• **SET TASK**
Leave out every picture, then transcribe the rest of the listing exactly.

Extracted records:
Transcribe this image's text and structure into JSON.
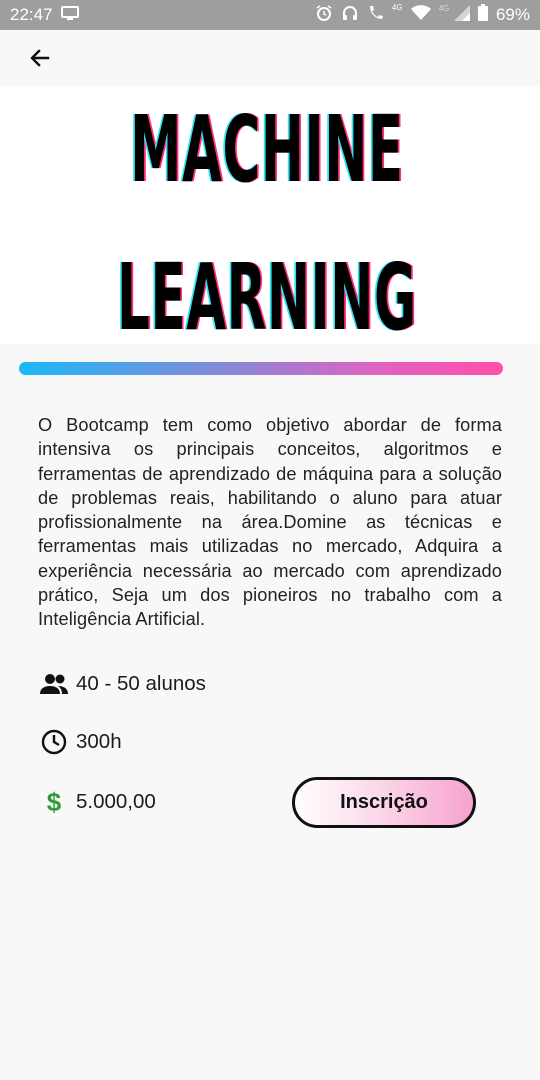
{
  "status_bar": {
    "time": "22:47",
    "battery": "69%",
    "network_label_1": "4G",
    "network_label_2": "4G",
    "icons": [
      "screen-icon",
      "alarm-icon",
      "headset-icon",
      "call-icon",
      "wifi-icon",
      "signal-icon",
      "battery-icon"
    ]
  },
  "app_bar": {
    "back_icon": "arrow-left-icon"
  },
  "hero": {
    "line1": "MACHINE",
    "line2": "LEARNING"
  },
  "accent_gradient": [
    "#1ab8f7",
    "#8f86d6",
    "#ff4fab"
  ],
  "description": "O Bootcamp tem como objetivo abordar de forma intensiva os principais conceitos, algoritmos e ferramentas de aprendizado de máquina para a solução de problemas reais, habilitando o aluno para atuar profissionalmente na área.Domine as técnicas e ferramentas mais utilizadas no mercado, Adquira a experiência necessária ao mercado com aprendizado prático, Seja um dos pioneiros no trabalho com a Inteligência Artificial.",
  "info": {
    "students": {
      "icon": "people-icon",
      "text": "40 - 50 alunos"
    },
    "hours": {
      "icon": "clock-icon",
      "text": "300h"
    },
    "price": {
      "icon": "dollar-icon",
      "symbol": "$",
      "text": "5.000,00",
      "color": "#2e9b3b"
    }
  },
  "actions": {
    "enroll_label": "Inscrição"
  }
}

• **TASK ANSWER**
Transcribe this image's text and structure into JSON.
{
  "status_bar": {
    "time": "22:47",
    "battery": "69%",
    "network_label_1": "4G",
    "network_label_2": "4G",
    "icons": [
      "screen-icon",
      "alarm-icon",
      "headset-icon",
      "call-icon",
      "wifi-icon",
      "signal-icon",
      "battery-icon"
    ]
  },
  "app_bar": {
    "back_icon": "arrow-left-icon"
  },
  "hero": {
    "line1": "MACHINE",
    "line2": "LEARNING"
  },
  "accent_gradient": [
    "#1ab8f7",
    "#8f86d6",
    "#ff4fab"
  ],
  "description": "O Bootcamp tem como objetivo abordar de forma intensiva os principais conceitos, algoritmos e ferramentas de aprendizado de máquina para a solução de problemas reais, habilitando o aluno para atuar profissionalmente na área.Domine as técnicas e ferramentas mais utilizadas no mercado, Adquira a experiência necessária ao mercado com aprendizado prático, Seja um dos pioneiros no trabalho com a Inteligência Artificial.",
  "info": {
    "students": {
      "icon": "people-icon",
      "text": "40 - 50 alunos"
    },
    "hours": {
      "icon": "clock-icon",
      "text": "300h"
    },
    "price": {
      "icon": "dollar-icon",
      "symbol": "$",
      "text": "5.000,00",
      "color": "#2e9b3b"
    }
  },
  "actions": {
    "enroll_label": "Inscrição"
  }
}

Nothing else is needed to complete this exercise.